# Records supplied start

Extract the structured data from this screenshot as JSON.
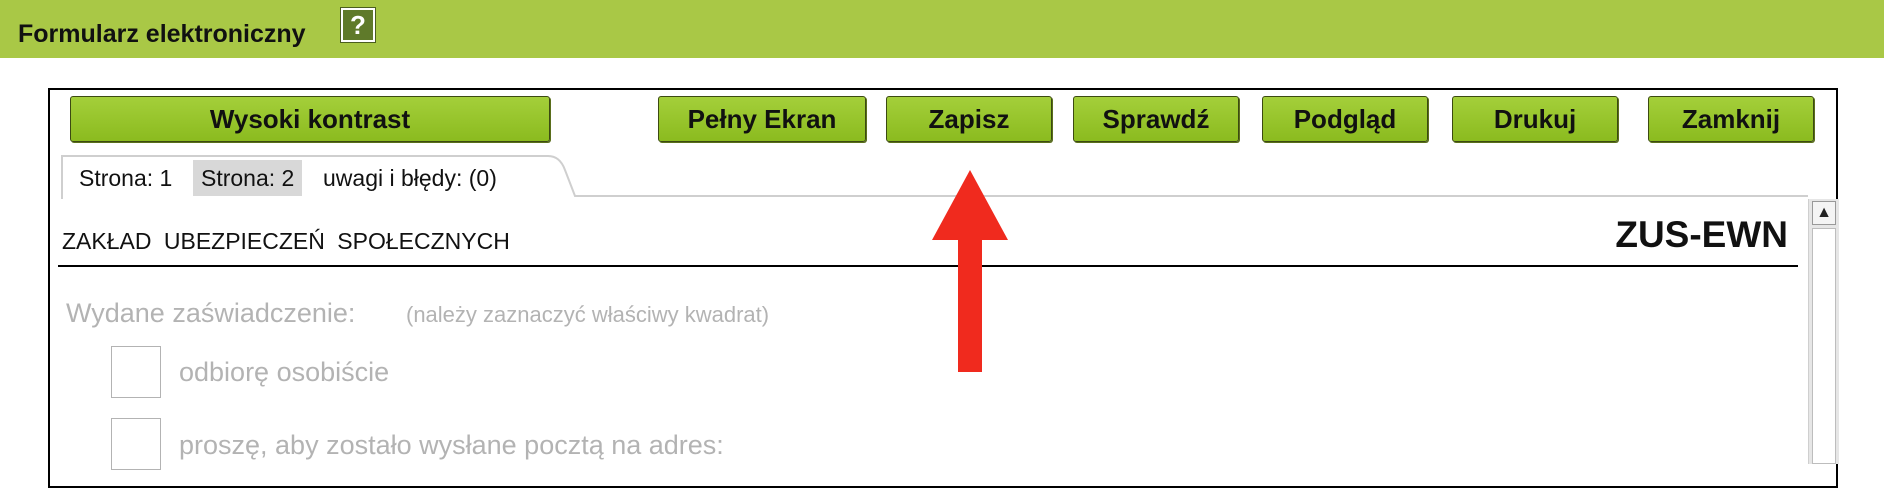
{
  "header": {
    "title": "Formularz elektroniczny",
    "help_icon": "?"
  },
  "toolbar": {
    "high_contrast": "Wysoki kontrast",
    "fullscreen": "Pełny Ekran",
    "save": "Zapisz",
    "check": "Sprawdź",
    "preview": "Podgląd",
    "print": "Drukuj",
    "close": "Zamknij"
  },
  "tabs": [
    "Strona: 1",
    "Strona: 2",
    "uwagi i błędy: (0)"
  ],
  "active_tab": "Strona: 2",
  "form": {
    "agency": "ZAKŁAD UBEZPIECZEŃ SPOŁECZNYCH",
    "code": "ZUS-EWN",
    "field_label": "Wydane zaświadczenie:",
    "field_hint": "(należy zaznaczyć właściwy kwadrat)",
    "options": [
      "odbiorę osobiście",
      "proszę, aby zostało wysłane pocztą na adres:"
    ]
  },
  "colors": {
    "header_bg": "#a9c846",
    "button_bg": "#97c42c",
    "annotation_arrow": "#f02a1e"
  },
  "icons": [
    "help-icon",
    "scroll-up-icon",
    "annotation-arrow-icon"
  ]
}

# Records supplied end

*Work required:*
Output all of the records exactly as they appear above, but not the pictures.

*Result:*
Extract the structured data from this screenshot as JSON.
{
  "header": {
    "title": "Formularz elektroniczny",
    "help_icon": "?"
  },
  "toolbar": {
    "high_contrast": "Wysoki kontrast",
    "fullscreen": "Pełny Ekran",
    "save": "Zapisz",
    "check": "Sprawdź",
    "preview": "Podgląd",
    "print": "Drukuj",
    "close": "Zamknij"
  },
  "tabs": [
    "Strona: 1",
    "Strona: 2",
    "uwagi i błędy: (0)"
  ],
  "active_tab": "Strona: 2",
  "form": {
    "agency": "ZAKŁAD UBEZPIECZEŃ SPOŁECZNYCH",
    "code": "ZUS-EWN",
    "field_label": "Wydane zaświadczenie:",
    "field_hint": "(należy zaznaczyć właściwy kwadrat)",
    "options": [
      "odbiorę osobiście",
      "proszę, aby zostało wysłane pocztą na adres:"
    ]
  },
  "colors": {
    "header_bg": "#a9c846",
    "button_bg": "#97c42c",
    "annotation_arrow": "#f02a1e"
  },
  "icons": [
    "help-icon",
    "scroll-up-icon",
    "annotation-arrow-icon"
  ]
}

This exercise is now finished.